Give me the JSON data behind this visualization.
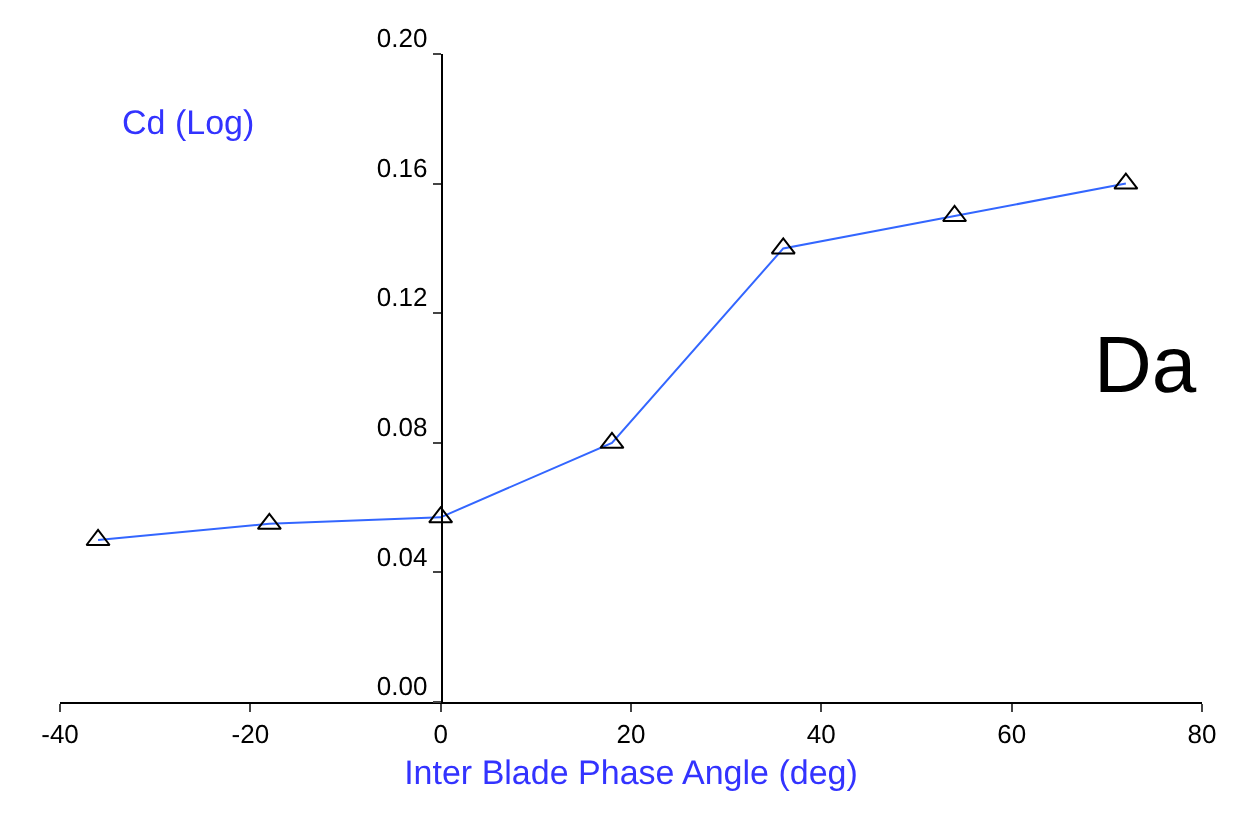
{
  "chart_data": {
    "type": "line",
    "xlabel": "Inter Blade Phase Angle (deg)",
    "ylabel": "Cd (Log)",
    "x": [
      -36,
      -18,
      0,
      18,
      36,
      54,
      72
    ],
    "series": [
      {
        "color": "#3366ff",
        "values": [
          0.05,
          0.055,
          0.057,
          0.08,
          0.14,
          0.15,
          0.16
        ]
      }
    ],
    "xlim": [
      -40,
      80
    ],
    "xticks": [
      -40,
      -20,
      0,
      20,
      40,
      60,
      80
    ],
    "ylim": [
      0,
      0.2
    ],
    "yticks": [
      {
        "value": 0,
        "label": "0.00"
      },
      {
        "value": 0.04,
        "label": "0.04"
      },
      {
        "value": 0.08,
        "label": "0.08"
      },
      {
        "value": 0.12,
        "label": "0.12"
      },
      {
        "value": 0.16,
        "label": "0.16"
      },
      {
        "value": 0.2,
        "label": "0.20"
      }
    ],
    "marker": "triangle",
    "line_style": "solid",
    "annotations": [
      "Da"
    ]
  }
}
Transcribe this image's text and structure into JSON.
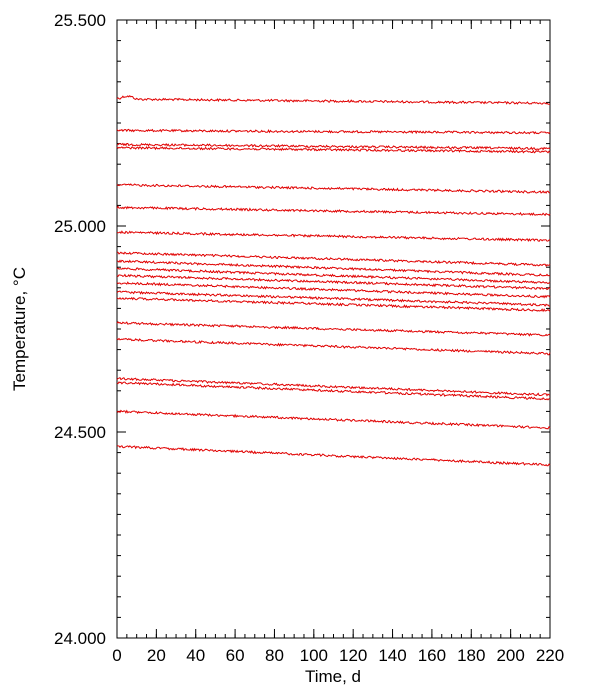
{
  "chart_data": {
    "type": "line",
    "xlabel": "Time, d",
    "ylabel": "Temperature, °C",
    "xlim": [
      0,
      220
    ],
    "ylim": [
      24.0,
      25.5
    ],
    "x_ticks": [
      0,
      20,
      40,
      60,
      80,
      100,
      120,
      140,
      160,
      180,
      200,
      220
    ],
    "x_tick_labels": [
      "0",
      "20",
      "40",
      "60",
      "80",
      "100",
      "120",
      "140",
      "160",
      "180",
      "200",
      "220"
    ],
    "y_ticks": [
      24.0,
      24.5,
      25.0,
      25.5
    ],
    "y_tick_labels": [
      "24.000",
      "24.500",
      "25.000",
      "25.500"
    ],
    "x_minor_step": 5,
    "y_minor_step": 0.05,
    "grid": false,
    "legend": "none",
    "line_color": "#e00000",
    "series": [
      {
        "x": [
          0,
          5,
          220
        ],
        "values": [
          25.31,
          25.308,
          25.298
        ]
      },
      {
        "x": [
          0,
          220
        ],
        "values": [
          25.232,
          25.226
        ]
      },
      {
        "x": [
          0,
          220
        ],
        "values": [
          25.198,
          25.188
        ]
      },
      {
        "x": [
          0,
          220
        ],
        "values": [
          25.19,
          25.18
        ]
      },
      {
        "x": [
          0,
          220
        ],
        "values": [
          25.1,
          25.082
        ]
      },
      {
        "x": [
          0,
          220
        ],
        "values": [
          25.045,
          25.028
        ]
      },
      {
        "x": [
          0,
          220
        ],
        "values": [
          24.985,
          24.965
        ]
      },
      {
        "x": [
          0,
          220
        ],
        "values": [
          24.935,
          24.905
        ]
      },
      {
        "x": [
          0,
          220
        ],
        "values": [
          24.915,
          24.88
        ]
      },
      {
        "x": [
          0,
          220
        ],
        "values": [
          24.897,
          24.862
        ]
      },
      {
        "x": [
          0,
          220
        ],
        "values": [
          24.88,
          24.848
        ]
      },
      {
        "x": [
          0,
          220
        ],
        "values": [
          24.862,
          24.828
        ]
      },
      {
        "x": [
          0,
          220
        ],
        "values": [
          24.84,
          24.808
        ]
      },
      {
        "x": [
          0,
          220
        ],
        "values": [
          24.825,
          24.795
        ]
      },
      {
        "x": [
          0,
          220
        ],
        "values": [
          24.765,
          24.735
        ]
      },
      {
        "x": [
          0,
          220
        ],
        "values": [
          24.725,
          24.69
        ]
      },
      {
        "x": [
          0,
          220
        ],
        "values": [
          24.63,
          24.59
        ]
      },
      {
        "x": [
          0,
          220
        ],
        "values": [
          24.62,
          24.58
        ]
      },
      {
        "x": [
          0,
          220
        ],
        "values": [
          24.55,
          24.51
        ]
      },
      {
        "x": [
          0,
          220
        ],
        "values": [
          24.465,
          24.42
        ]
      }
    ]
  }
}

---

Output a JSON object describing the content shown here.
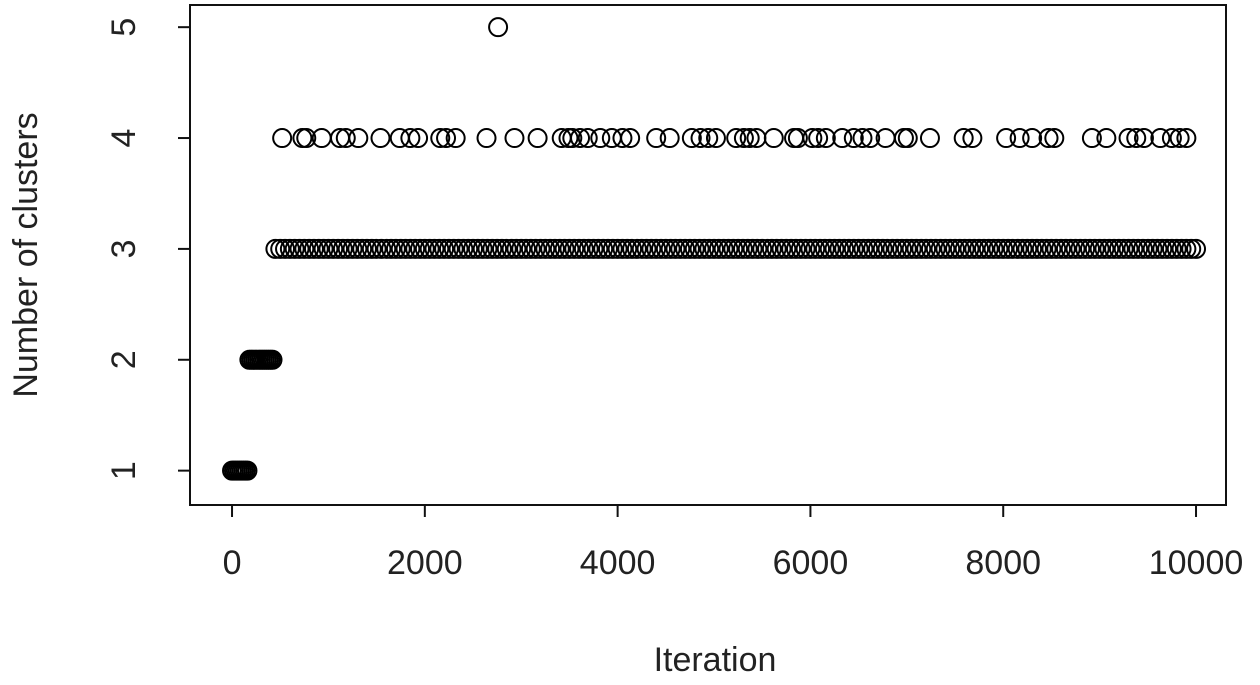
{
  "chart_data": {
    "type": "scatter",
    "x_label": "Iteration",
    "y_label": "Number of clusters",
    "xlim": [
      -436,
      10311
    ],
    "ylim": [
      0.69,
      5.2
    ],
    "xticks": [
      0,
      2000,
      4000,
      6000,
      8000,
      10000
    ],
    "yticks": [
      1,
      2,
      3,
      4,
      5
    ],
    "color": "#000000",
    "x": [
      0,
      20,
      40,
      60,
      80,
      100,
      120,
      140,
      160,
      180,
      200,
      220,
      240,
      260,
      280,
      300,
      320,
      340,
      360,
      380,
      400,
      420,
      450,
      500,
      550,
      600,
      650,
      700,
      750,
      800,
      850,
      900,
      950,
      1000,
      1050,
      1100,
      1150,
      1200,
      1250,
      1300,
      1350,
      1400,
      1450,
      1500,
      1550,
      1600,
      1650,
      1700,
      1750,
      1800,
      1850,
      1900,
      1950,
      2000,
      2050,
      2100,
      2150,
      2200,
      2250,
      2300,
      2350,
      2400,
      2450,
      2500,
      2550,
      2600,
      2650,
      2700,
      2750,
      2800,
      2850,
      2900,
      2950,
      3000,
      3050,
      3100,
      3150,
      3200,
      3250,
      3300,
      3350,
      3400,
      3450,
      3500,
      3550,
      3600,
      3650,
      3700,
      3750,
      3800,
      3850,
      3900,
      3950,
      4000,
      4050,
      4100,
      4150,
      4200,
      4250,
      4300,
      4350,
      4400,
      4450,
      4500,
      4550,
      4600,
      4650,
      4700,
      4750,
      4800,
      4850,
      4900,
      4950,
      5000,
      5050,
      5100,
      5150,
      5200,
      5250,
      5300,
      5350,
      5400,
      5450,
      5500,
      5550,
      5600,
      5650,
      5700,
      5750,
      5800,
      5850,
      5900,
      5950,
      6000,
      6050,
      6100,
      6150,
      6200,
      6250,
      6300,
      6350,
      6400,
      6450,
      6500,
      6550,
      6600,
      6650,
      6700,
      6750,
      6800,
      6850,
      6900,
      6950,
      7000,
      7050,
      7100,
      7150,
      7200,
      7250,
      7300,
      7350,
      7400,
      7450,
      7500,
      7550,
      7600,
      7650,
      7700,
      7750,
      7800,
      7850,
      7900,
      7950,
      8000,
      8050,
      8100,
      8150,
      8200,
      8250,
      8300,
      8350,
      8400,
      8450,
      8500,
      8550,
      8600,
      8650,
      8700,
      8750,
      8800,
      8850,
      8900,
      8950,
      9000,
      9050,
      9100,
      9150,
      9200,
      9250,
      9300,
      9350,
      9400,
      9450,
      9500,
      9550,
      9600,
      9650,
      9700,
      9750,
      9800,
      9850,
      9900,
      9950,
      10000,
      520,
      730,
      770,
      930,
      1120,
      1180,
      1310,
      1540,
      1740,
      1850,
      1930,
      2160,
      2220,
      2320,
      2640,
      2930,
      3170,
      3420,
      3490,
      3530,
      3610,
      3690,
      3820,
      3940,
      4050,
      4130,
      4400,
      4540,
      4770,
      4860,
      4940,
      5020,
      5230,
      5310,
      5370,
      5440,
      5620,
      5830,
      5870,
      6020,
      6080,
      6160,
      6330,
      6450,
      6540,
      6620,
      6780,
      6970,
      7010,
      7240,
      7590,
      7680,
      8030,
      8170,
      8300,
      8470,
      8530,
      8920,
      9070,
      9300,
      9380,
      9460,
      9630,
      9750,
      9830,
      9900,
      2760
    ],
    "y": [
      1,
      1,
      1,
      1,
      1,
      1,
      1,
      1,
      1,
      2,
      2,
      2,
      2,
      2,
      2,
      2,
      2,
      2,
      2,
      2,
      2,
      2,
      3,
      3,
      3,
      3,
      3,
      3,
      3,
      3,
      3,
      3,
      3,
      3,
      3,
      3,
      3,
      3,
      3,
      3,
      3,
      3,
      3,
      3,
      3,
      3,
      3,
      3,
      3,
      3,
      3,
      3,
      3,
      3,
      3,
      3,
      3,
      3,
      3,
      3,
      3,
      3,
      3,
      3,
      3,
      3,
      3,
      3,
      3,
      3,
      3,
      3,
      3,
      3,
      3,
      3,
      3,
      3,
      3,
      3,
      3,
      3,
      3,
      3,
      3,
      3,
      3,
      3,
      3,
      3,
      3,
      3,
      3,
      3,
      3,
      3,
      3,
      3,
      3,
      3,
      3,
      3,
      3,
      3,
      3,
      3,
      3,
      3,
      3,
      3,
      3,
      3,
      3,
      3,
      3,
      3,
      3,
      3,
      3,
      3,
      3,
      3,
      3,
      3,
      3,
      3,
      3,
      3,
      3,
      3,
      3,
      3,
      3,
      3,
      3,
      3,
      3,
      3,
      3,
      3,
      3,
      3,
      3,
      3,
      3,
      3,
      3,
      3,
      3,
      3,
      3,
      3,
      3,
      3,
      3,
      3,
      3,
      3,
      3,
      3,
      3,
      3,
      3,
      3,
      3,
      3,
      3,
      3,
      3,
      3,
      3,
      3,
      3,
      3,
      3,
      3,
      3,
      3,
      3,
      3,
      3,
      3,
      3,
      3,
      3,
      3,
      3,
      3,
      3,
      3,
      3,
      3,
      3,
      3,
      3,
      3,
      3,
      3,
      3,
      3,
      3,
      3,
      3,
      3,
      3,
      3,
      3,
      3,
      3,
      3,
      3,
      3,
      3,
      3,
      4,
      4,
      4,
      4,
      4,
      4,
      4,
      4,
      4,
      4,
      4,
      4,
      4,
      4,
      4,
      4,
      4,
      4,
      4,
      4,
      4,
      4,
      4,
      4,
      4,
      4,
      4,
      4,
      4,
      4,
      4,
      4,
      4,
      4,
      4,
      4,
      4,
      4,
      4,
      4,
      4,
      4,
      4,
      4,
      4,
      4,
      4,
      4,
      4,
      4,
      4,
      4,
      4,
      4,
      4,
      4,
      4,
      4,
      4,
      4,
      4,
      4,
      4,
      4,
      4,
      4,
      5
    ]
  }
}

## DIRECTIONS
Search the listing for the word "xlabel". Copy every line in which it occurs.

## RESULT OF THE EXERCISE
    "xlabel": "Inter Blade Phase Angle (deg)",
    "xlabel": "Time, d",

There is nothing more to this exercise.